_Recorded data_
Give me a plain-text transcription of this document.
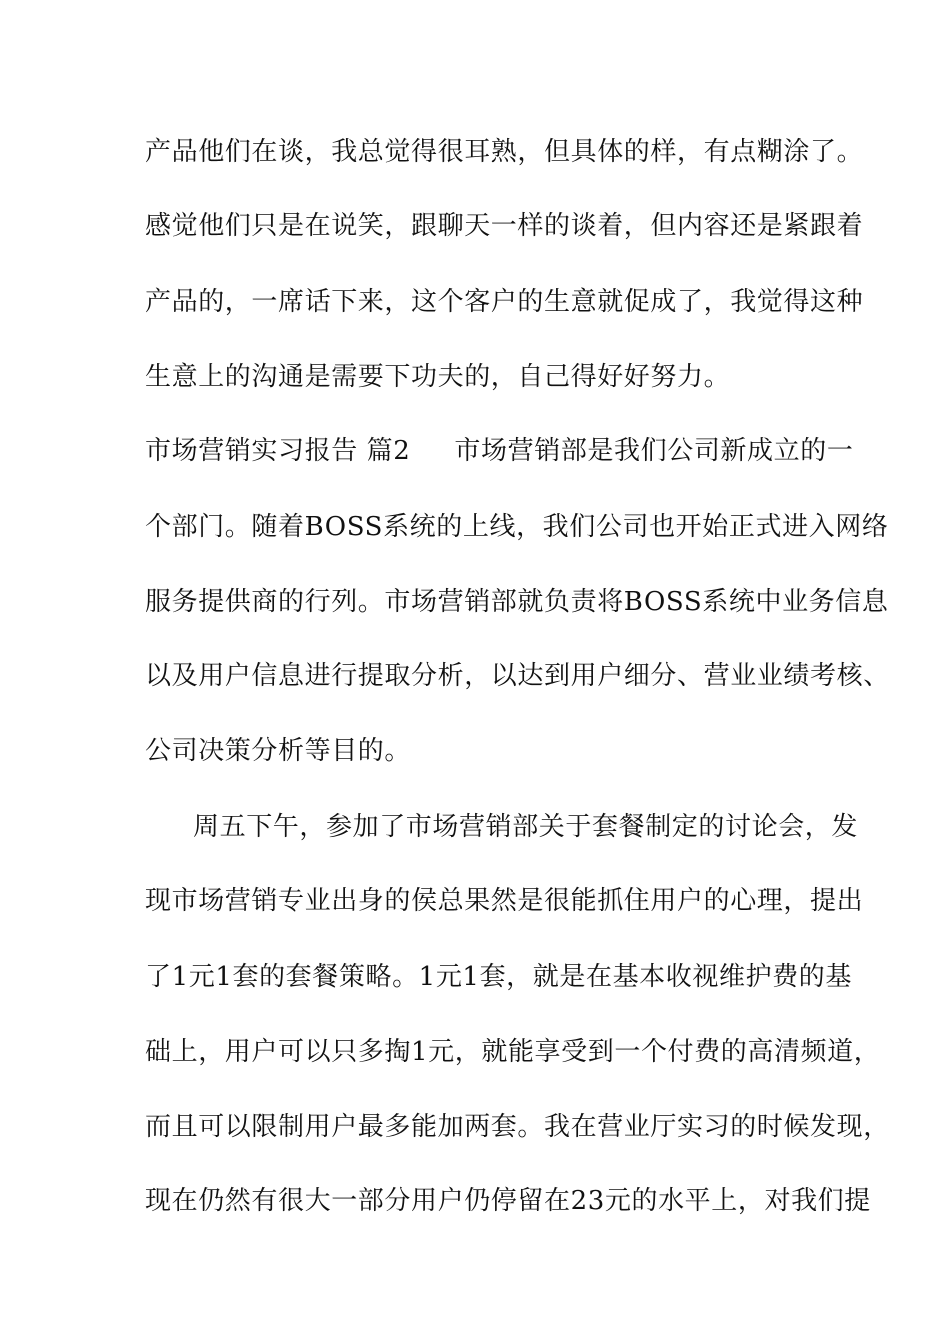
产品他们在谈，我总觉得很耳熟，但具体的样，有点糊涂了。

感觉他们只是在说笑，跟聊天一样的谈着，但内容还是紧跟着

产品的，一席话下来，这个客户的生意就促成了，我觉得这种

生意上的沟通是需要下功夫的，自己得好好努力。

市场营销实习报告 篇2 市场营销部是我们公司新成立的一

个部门。随着BOSS系统的上线，我们公司也开始正式进入网络

服务提供商的行列。市场营销部就负责将BOSS系统中业务信息

以及用户信息进行提取分析，以达到用户细分、营业业绩考核、

公司决策分析等目的。

周五下午，参加了市场营销部关于套餐制定的讨论会，发

现市场营销专业出身的侯总果然是很能抓住用户的心理，提出

了1元1套的套餐策略。1元1套，就是在基本收视维护费的基

础上，用户可以只多掏1元，就能享受到一个付费的高清频道，

而且可以限制用户最多能加两套。我在营业厅实习的时候发现，

现在仍然有很大一部分用户仍停留在23元的水平上，对我们提
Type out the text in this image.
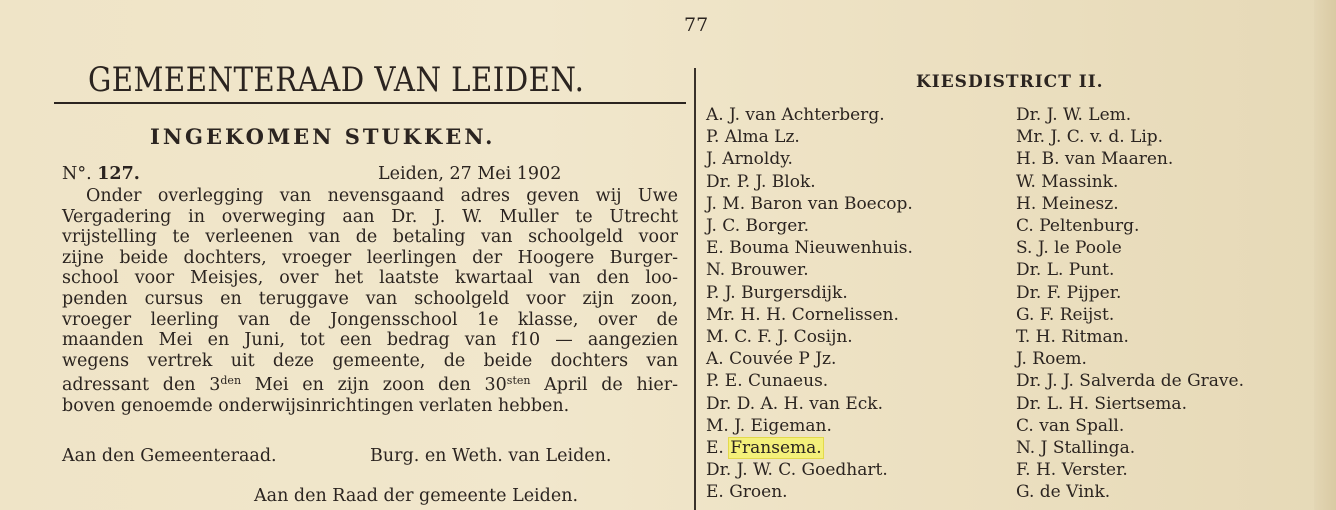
77
GEMEENTERAAD VAN LEIDEN.
INGEKOMEN STUKKEN.
N°. 127.	Leiden, 27 Mei 1902
Onder overlegging van nevensgaand adres geven wij Uwe
Vergadering in overweging aan Dr. J. W. Muller te Utrecht
vrijstelling te verleenen van de betaling van schoolgeld voor
zijne beide dochters, vroeger leerlingen der Hoogere Burger-
school voor Meisjes, over het laatste kwartaal van den loo-
penden cursus en teruggave van schoolgeld voor zijn zoon,
vroeger leerling van de Jongensschool 1e klasse, over de
maanden Mei en Juni, tot een bedrag van f10 — aangezien
wegens vertrek uit deze gemeente, de beide dochters van
adressant den $3^{den}$ Mei en zijn zoon den $30^{sten}$ April de hier-
boven genoemde onderwijsinrichtingen verlaten hebben.
Aan den Gemeenteraad.	Burg. en Weth. van Leiden.
Aan den Raad der gemeente Leiden.
KIESDISTRICT II.
A. J. van Achterberg.
P. Alma Lz.
J. Arnoldy.
Dr. P. J. Blok.
J. M. Baron van Boecop.
J. C. Borger.
E. Bouma Nieuwenhuis.
N. Brouwer.
P. J. Burgersdijk.
Mr. H. H. Cornelissen.
M. C. F. J. Cosijn.
A. Couvée P Jz.
P. E. Cunaeus.
Dr. D. A. H. van Eck.
M. J. Eigeman.
E. Fransema.
Dr. J. W. C. Goedhart.
E. Groen.
Dr. J. W. Lem.
Mr. J. C. v. d. Lip.
H. B. van Maaren.
W. Massink.
H. Meinesz.
C. Peltenburg.
S. J. le Poole
Dr. L. Punt.
Dr. F. Pijper.
G. F. Reijst.
T. H. Ritman.
J. Roem.
Dr. J. J. Salverda de Grave.
Dr. L. H. Siertsema.
C. van Spall.
N. J Stallinga.
F. H. Verster.
G. de Vink.
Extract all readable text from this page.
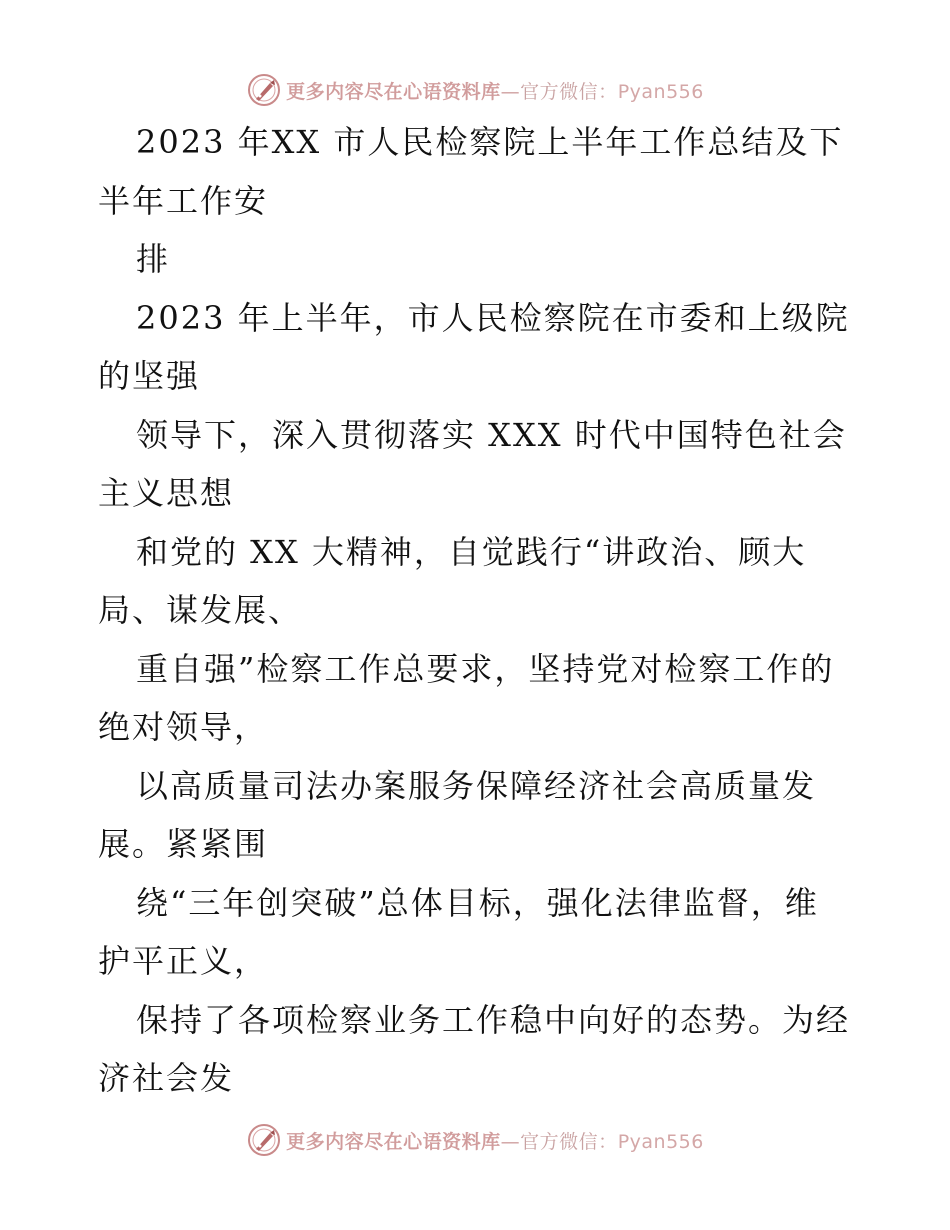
更多内容尽在心语资料库—官方微信：Pyan556
2023 年XX 市人民检察院上半年工作总结及下
半年工作安
排
2023 年上半年，市人民检察院在市委和上级院
的坚强
领导下，深入贯彻落实 XXX 时代中国特色社会
主义思想
和党的 XX 大精神，自觉践行“讲政治、顾大
局、谋发展、
重自强”检察工作总要求，坚持党对检察工作的
绝对领导，
以高质量司法办案服务保障经济社会高质量发
展。紧紧围
绕“三年创突破”总体目标，强化法律监督，维
护平正义，
保持了各项检察业务工作稳中向好的态势。为经
济社会发
更多内容尽在心语资料库—官方微信：Pyan556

_Aim of the task_
Without the pictures, print the whole listing exactly as given.

_Full output_
Give me a plain-text transcription of this document.
产品他们在谈，我总觉得很耳熟，但具体的样，有点糊涂了。

感觉他们只是在说笑，跟聊天一样的谈着，但内容还是紧跟着

产品的，一席话下来，这个客户的生意就促成了，我觉得这种

生意上的沟通是需要下功夫的，自己得好好努力。

市场营销实习报告 篇2 市场营销部是我们公司新成立的一

个部门。随着BOSS系统的上线，我们公司也开始正式进入网络

服务提供商的行列。市场营销部就负责将BOSS系统中业务信息

以及用户信息进行提取分析，以达到用户细分、营业业绩考核、

公司决策分析等目的。

周五下午，参加了市场营销部关于套餐制定的讨论会，发

现市场营销专业出身的侯总果然是很能抓住用户的心理，提出

了1元1套的套餐策略。1元1套，就是在基本收视维护费的基

础上，用户可以只多掏1元，就能享受到一个付费的高清频道，

而且可以限制用户最多能加两套。我在营业厅实习的时候发现，

现在仍然有很大一部分用户仍停留在23元的水平上，对我们提
Type out the text in this image.
77
GEMEENTERAAD VAN LEIDEN.
INGEKOMEN STUKKEN.
N°. 127.	Leiden, 27 Mei 1902
Onder overlegging van nevensgaand adres geven wij Uwe
Vergadering in overweging aan Dr. J. W. Muller te Utrecht
vrijstelling te verleenen van de betaling van schoolgeld voor
zijne beide dochters, vroeger leerlingen der Hoogere Burger-
school voor Meisjes, over het laatste kwartaal van den loo-
penden cursus en teruggave van schoolgeld voor zijn zoon,
vroeger leerling van de Jongensschool 1e klasse, over de
maanden Mei en Juni, tot een bedrag van f10 — aangezien
wegens vertrek uit deze gemeente, de beide dochters van
adressant den $3^{den}$ Mei en zijn zoon den $30^{sten}$ April de hier-
boven genoemde onderwijsinrichtingen verlaten hebben.
Aan den Gemeenteraad.	Burg. en Weth. van Leiden.
Aan den Raad der gemeente Leiden.
KIESDISTRICT II.
A. J. van Achterberg.
P. Alma Lz.
J. Arnoldy.
Dr. P. J. Blok.
J. M. Baron van Boecop.
J. C. Borger.
E. Bouma Nieuwenhuis.
N. Brouwer.
P. J. Burgersdijk.
Mr. H. H. Cornelissen.
M. C. F. J. Cosijn.
A. Couvée P Jz.
P. E. Cunaeus.
Dr. D. A. H. van Eck.
M. J. Eigeman.
E. Fransema.
Dr. J. W. C. Goedhart.
E. Groen.
Dr. J. W. Lem.
Mr. J. C. v. d. Lip.
H. B. van Maaren.
W. Massink.
H. Meinesz.
C. Peltenburg.
S. J. le Poole
Dr. L. Punt.
Dr. F. Pijper.
G. F. Reijst.
T. H. Ritman.
J. Roem.
Dr. J. J. Salverda de Grave.
Dr. L. H. Siertsema.
C. van Spall.
N. J Stallinga.
F. H. Verster.
G. de Vink.
Extract all readable text from this page.
更多内容尽在心语资料库—官方微信：Pyan556
2023 年XX 市人民检察院上半年工作总结及下
半年工作安
排
2023 年上半年，市人民检察院在市委和上级院
的坚强
领导下，深入贯彻落实 XXX 时代中国特色社会
主义思想
和党的 XX 大精神，自觉践行“讲政治、顾大
局、谋发展、
重自强”检察工作总要求，坚持党对检察工作的
绝对领导，
以高质量司法办案服务保障经济社会高质量发
展。紧紧围
绕“三年创突破”总体目标，强化法律监督，维
护平正义，
保持了各项检察业务工作稳中向好的态势。为经
济社会发
更多内容尽在心语资料库—官方微信：Pyan556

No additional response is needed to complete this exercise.